Write out the material exactly, without any of its pictures.

§ **Entries provided**
============================================================

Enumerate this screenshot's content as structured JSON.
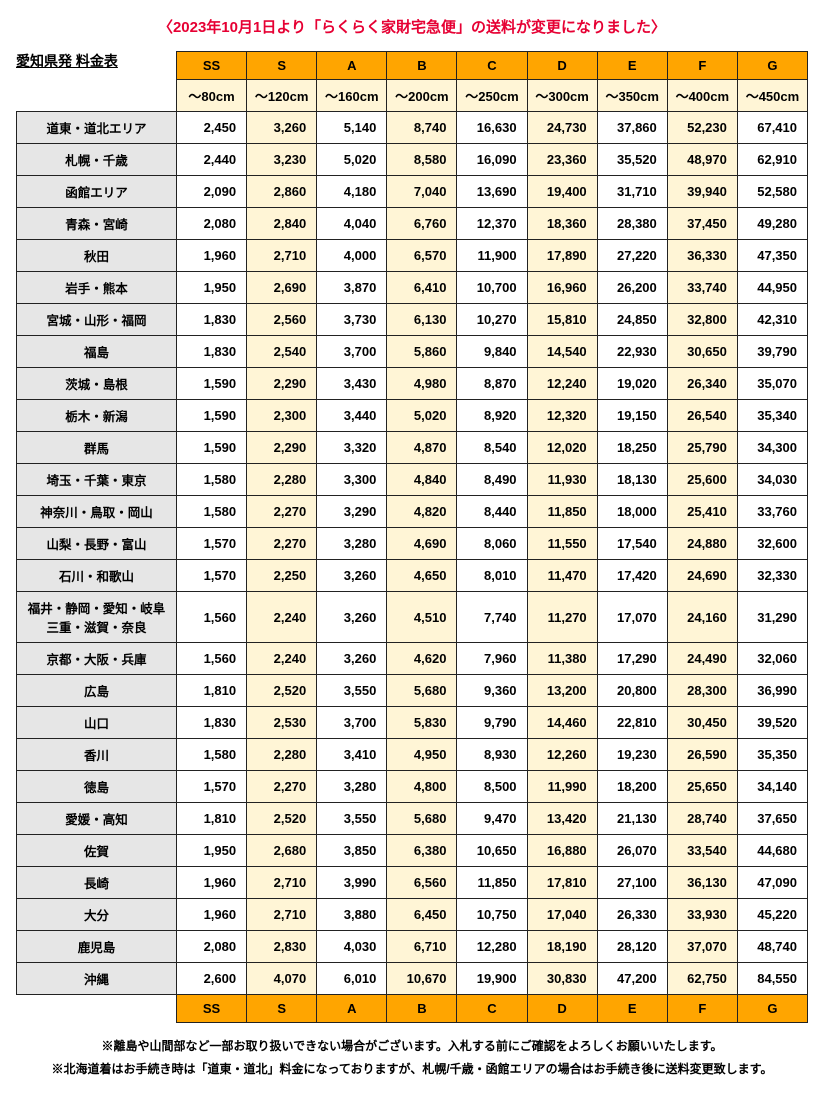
{
  "title": "〈2023年10月1日より「らくらく家財宅急便」の送料が変更になりました〉",
  "subtitle": "愛知県発 料金表",
  "sizes": [
    "SS",
    "S",
    "A",
    "B",
    "C",
    "D",
    "E",
    "F",
    "G"
  ],
  "cms": [
    "～80cm",
    "～120cm",
    "～160cm",
    "～200cm",
    "～250cm",
    "～300cm",
    "～350cm",
    "～400cm",
    "～450cm"
  ],
  "highlight_cols": [
    1,
    3,
    5,
    7
  ],
  "rows": [
    {
      "region": "道東・道北エリア",
      "vals": [
        "2,450",
        "3,260",
        "5,140",
        "8,740",
        "16,630",
        "24,730",
        "37,860",
        "52,230",
        "67,410"
      ]
    },
    {
      "region": "札幌・千歳",
      "vals": [
        "2,440",
        "3,230",
        "5,020",
        "8,580",
        "16,090",
        "23,360",
        "35,520",
        "48,970",
        "62,910"
      ]
    },
    {
      "region": "函館エリア",
      "vals": [
        "2,090",
        "2,860",
        "4,180",
        "7,040",
        "13,690",
        "19,400",
        "31,710",
        "39,940",
        "52,580"
      ]
    },
    {
      "region": "青森・宮崎",
      "vals": [
        "2,080",
        "2,840",
        "4,040",
        "6,760",
        "12,370",
        "18,360",
        "28,380",
        "37,450",
        "49,280"
      ]
    },
    {
      "region": "秋田",
      "vals": [
        "1,960",
        "2,710",
        "4,000",
        "6,570",
        "11,900",
        "17,890",
        "27,220",
        "36,330",
        "47,350"
      ]
    },
    {
      "region": "岩手・熊本",
      "vals": [
        "1,950",
        "2,690",
        "3,870",
        "6,410",
        "10,700",
        "16,960",
        "26,200",
        "33,740",
        "44,950"
      ]
    },
    {
      "region": "宮城・山形・福岡",
      "vals": [
        "1,830",
        "2,560",
        "3,730",
        "6,130",
        "10,270",
        "15,810",
        "24,850",
        "32,800",
        "42,310"
      ]
    },
    {
      "region": "福島",
      "vals": [
        "1,830",
        "2,540",
        "3,700",
        "5,860",
        "9,840",
        "14,540",
        "22,930",
        "30,650",
        "39,790"
      ]
    },
    {
      "region": "茨城・島根",
      "vals": [
        "1,590",
        "2,290",
        "3,430",
        "4,980",
        "8,870",
        "12,240",
        "19,020",
        "26,340",
        "35,070"
      ]
    },
    {
      "region": "栃木・新潟",
      "vals": [
        "1,590",
        "2,300",
        "3,440",
        "5,020",
        "8,920",
        "12,320",
        "19,150",
        "26,540",
        "35,340"
      ]
    },
    {
      "region": "群馬",
      "vals": [
        "1,590",
        "2,290",
        "3,320",
        "4,870",
        "8,540",
        "12,020",
        "18,250",
        "25,790",
        "34,300"
      ]
    },
    {
      "region": "埼玉・千葉・東京",
      "vals": [
        "1,580",
        "2,280",
        "3,300",
        "4,840",
        "8,490",
        "11,930",
        "18,130",
        "25,600",
        "34,030"
      ]
    },
    {
      "region": "神奈川・鳥取・岡山",
      "vals": [
        "1,580",
        "2,270",
        "3,290",
        "4,820",
        "8,440",
        "11,850",
        "18,000",
        "25,410",
        "33,760"
      ]
    },
    {
      "region": "山梨・長野・富山",
      "vals": [
        "1,570",
        "2,270",
        "3,280",
        "4,690",
        "8,060",
        "11,550",
        "17,540",
        "24,880",
        "32,600"
      ]
    },
    {
      "region": "石川・和歌山",
      "vals": [
        "1,570",
        "2,250",
        "3,260",
        "4,650",
        "8,010",
        "11,470",
        "17,420",
        "24,690",
        "32,330"
      ]
    },
    {
      "region": "福井・静岡・愛知・岐阜 三重・滋賀・奈良",
      "vals": [
        "1,560",
        "2,240",
        "3,260",
        "4,510",
        "7,740",
        "11,270",
        "17,070",
        "24,160",
        "31,290"
      ]
    },
    {
      "region": "京都・大阪・兵庫",
      "vals": [
        "1,560",
        "2,240",
        "3,260",
        "4,620",
        "7,960",
        "11,380",
        "17,290",
        "24,490",
        "32,060"
      ]
    },
    {
      "region": "広島",
      "vals": [
        "1,810",
        "2,520",
        "3,550",
        "5,680",
        "9,360",
        "13,200",
        "20,800",
        "28,300",
        "36,990"
      ]
    },
    {
      "region": "山口",
      "vals": [
        "1,830",
        "2,530",
        "3,700",
        "5,830",
        "9,790",
        "14,460",
        "22,810",
        "30,450",
        "39,520"
      ]
    },
    {
      "region": "香川",
      "vals": [
        "1,580",
        "2,280",
        "3,410",
        "4,950",
        "8,930",
        "12,260",
        "19,230",
        "26,590",
        "35,350"
      ]
    },
    {
      "region": "徳島",
      "vals": [
        "1,570",
        "2,270",
        "3,280",
        "4,800",
        "8,500",
        "11,990",
        "18,200",
        "25,650",
        "34,140"
      ]
    },
    {
      "region": "愛媛・高知",
      "vals": [
        "1,810",
        "2,520",
        "3,550",
        "5,680",
        "9,470",
        "13,420",
        "21,130",
        "28,740",
        "37,650"
      ]
    },
    {
      "region": "佐賀",
      "vals": [
        "1,950",
        "2,680",
        "3,850",
        "6,380",
        "10,650",
        "16,880",
        "26,070",
        "33,540",
        "44,680"
      ]
    },
    {
      "region": "長崎",
      "vals": [
        "1,960",
        "2,710",
        "3,990",
        "6,560",
        "11,850",
        "17,810",
        "27,100",
        "36,130",
        "47,090"
      ]
    },
    {
      "region": "大分",
      "vals": [
        "1,960",
        "2,710",
        "3,880",
        "6,450",
        "10,750",
        "17,040",
        "26,330",
        "33,930",
        "45,220"
      ]
    },
    {
      "region": "鹿児島",
      "vals": [
        "2,080",
        "2,830",
        "4,030",
        "6,710",
        "12,280",
        "18,190",
        "28,120",
        "37,070",
        "48,740"
      ]
    },
    {
      "region": "沖縄",
      "vals": [
        "2,600",
        "4,070",
        "6,010",
        "10,670",
        "19,900",
        "30,830",
        "47,200",
        "62,750",
        "84,550"
      ]
    }
  ],
  "notes": [
    "※離島や山間部など一部お取り扱いできない場合がございます。入札する前にご確認をよろしくお願いいたします。",
    "※北海道着はお手続き時は「道東・道北」料金になっておりますが、札幌/千歳・函館エリアの場合はお手続き後に送料変更致します。"
  ]
}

============================================================

§ **Response to this task**
Enumerate this screenshot's content as structured JSON.
{
  "title": "〈2023年10月1日より「らくらく家財宅急便」の送料が変更になりました〉",
  "subtitle": "愛知県発 料金表",
  "sizes": [
    "SS",
    "S",
    "A",
    "B",
    "C",
    "D",
    "E",
    "F",
    "G"
  ],
  "cms": [
    "～80cm",
    "～120cm",
    "～160cm",
    "～200cm",
    "～250cm",
    "～300cm",
    "～350cm",
    "～400cm",
    "～450cm"
  ],
  "highlight_cols": [
    1,
    3,
    5,
    7
  ],
  "rows": [
    {
      "region": "道東・道北エリア",
      "vals": [
        "2,450",
        "3,260",
        "5,140",
        "8,740",
        "16,630",
        "24,730",
        "37,860",
        "52,230",
        "67,410"
      ]
    },
    {
      "region": "札幌・千歳",
      "vals": [
        "2,440",
        "3,230",
        "5,020",
        "8,580",
        "16,090",
        "23,360",
        "35,520",
        "48,970",
        "62,910"
      ]
    },
    {
      "region": "函館エリア",
      "vals": [
        "2,090",
        "2,860",
        "4,180",
        "7,040",
        "13,690",
        "19,400",
        "31,710",
        "39,940",
        "52,580"
      ]
    },
    {
      "region": "青森・宮崎",
      "vals": [
        "2,080",
        "2,840",
        "4,040",
        "6,760",
        "12,370",
        "18,360",
        "28,380",
        "37,450",
        "49,280"
      ]
    },
    {
      "region": "秋田",
      "vals": [
        "1,960",
        "2,710",
        "4,000",
        "6,570",
        "11,900",
        "17,890",
        "27,220",
        "36,330",
        "47,350"
      ]
    },
    {
      "region": "岩手・熊本",
      "vals": [
        "1,950",
        "2,690",
        "3,870",
        "6,410",
        "10,700",
        "16,960",
        "26,200",
        "33,740",
        "44,950"
      ]
    },
    {
      "region": "宮城・山形・福岡",
      "vals": [
        "1,830",
        "2,560",
        "3,730",
        "6,130",
        "10,270",
        "15,810",
        "24,850",
        "32,800",
        "42,310"
      ]
    },
    {
      "region": "福島",
      "vals": [
        "1,830",
        "2,540",
        "3,700",
        "5,860",
        "9,840",
        "14,540",
        "22,930",
        "30,650",
        "39,790"
      ]
    },
    {
      "region": "茨城・島根",
      "vals": [
        "1,590",
        "2,290",
        "3,430",
        "4,980",
        "8,870",
        "12,240",
        "19,020",
        "26,340",
        "35,070"
      ]
    },
    {
      "region": "栃木・新潟",
      "vals": [
        "1,590",
        "2,300",
        "3,440",
        "5,020",
        "8,920",
        "12,320",
        "19,150",
        "26,540",
        "35,340"
      ]
    },
    {
      "region": "群馬",
      "vals": [
        "1,590",
        "2,290",
        "3,320",
        "4,870",
        "8,540",
        "12,020",
        "18,250",
        "25,790",
        "34,300"
      ]
    },
    {
      "region": "埼玉・千葉・東京",
      "vals": [
        "1,580",
        "2,280",
        "3,300",
        "4,840",
        "8,490",
        "11,930",
        "18,130",
        "25,600",
        "34,030"
      ]
    },
    {
      "region": "神奈川・鳥取・岡山",
      "vals": [
        "1,580",
        "2,270",
        "3,290",
        "4,820",
        "8,440",
        "11,850",
        "18,000",
        "25,410",
        "33,760"
      ]
    },
    {
      "region": "山梨・長野・富山",
      "vals": [
        "1,570",
        "2,270",
        "3,280",
        "4,690",
        "8,060",
        "11,550",
        "17,540",
        "24,880",
        "32,600"
      ]
    },
    {
      "region": "石川・和歌山",
      "vals": [
        "1,570",
        "2,250",
        "3,260",
        "4,650",
        "8,010",
        "11,470",
        "17,420",
        "24,690",
        "32,330"
      ]
    },
    {
      "region": "福井・静岡・愛知・岐阜 三重・滋賀・奈良",
      "vals": [
        "1,560",
        "2,240",
        "3,260",
        "4,510",
        "7,740",
        "11,270",
        "17,070",
        "24,160",
        "31,290"
      ]
    },
    {
      "region": "京都・大阪・兵庫",
      "vals": [
        "1,560",
        "2,240",
        "3,260",
        "4,620",
        "7,960",
        "11,380",
        "17,290",
        "24,490",
        "32,060"
      ]
    },
    {
      "region": "広島",
      "vals": [
        "1,810",
        "2,520",
        "3,550",
        "5,680",
        "9,360",
        "13,200",
        "20,800",
        "28,300",
        "36,990"
      ]
    },
    {
      "region": "山口",
      "vals": [
        "1,830",
        "2,530",
        "3,700",
        "5,830",
        "9,790",
        "14,460",
        "22,810",
        "30,450",
        "39,520"
      ]
    },
    {
      "region": "香川",
      "vals": [
        "1,580",
        "2,280",
        "3,410",
        "4,950",
        "8,930",
        "12,260",
        "19,230",
        "26,590",
        "35,350"
      ]
    },
    {
      "region": "徳島",
      "vals": [
        "1,570",
        "2,270",
        "3,280",
        "4,800",
        "8,500",
        "11,990",
        "18,200",
        "25,650",
        "34,140"
      ]
    },
    {
      "region": "愛媛・高知",
      "vals": [
        "1,810",
        "2,520",
        "3,550",
        "5,680",
        "9,470",
        "13,420",
        "21,130",
        "28,740",
        "37,650"
      ]
    },
    {
      "region": "佐賀",
      "vals": [
        "1,950",
        "2,680",
        "3,850",
        "6,380",
        "10,650",
        "16,880",
        "26,070",
        "33,540",
        "44,680"
      ]
    },
    {
      "region": "長崎",
      "vals": [
        "1,960",
        "2,710",
        "3,990",
        "6,560",
        "11,850",
        "17,810",
        "27,100",
        "36,130",
        "47,090"
      ]
    },
    {
      "region": "大分",
      "vals": [
        "1,960",
        "2,710",
        "3,880",
        "6,450",
        "10,750",
        "17,040",
        "26,330",
        "33,930",
        "45,220"
      ]
    },
    {
      "region": "鹿児島",
      "vals": [
        "2,080",
        "2,830",
        "4,030",
        "6,710",
        "12,280",
        "18,190",
        "28,120",
        "37,070",
        "48,740"
      ]
    },
    {
      "region": "沖縄",
      "vals": [
        "2,600",
        "4,070",
        "6,010",
        "10,670",
        "19,900",
        "30,830",
        "47,200",
        "62,750",
        "84,550"
      ]
    }
  ],
  "notes": [
    "※離島や山間部など一部お取り扱いできない場合がございます。入札する前にご確認をよろしくお願いいたします。",
    "※北海道着はお手続き時は「道東・道北」料金になっておりますが、札幌/千歳・函館エリアの場合はお手続き後に送料変更致します。"
  ]
}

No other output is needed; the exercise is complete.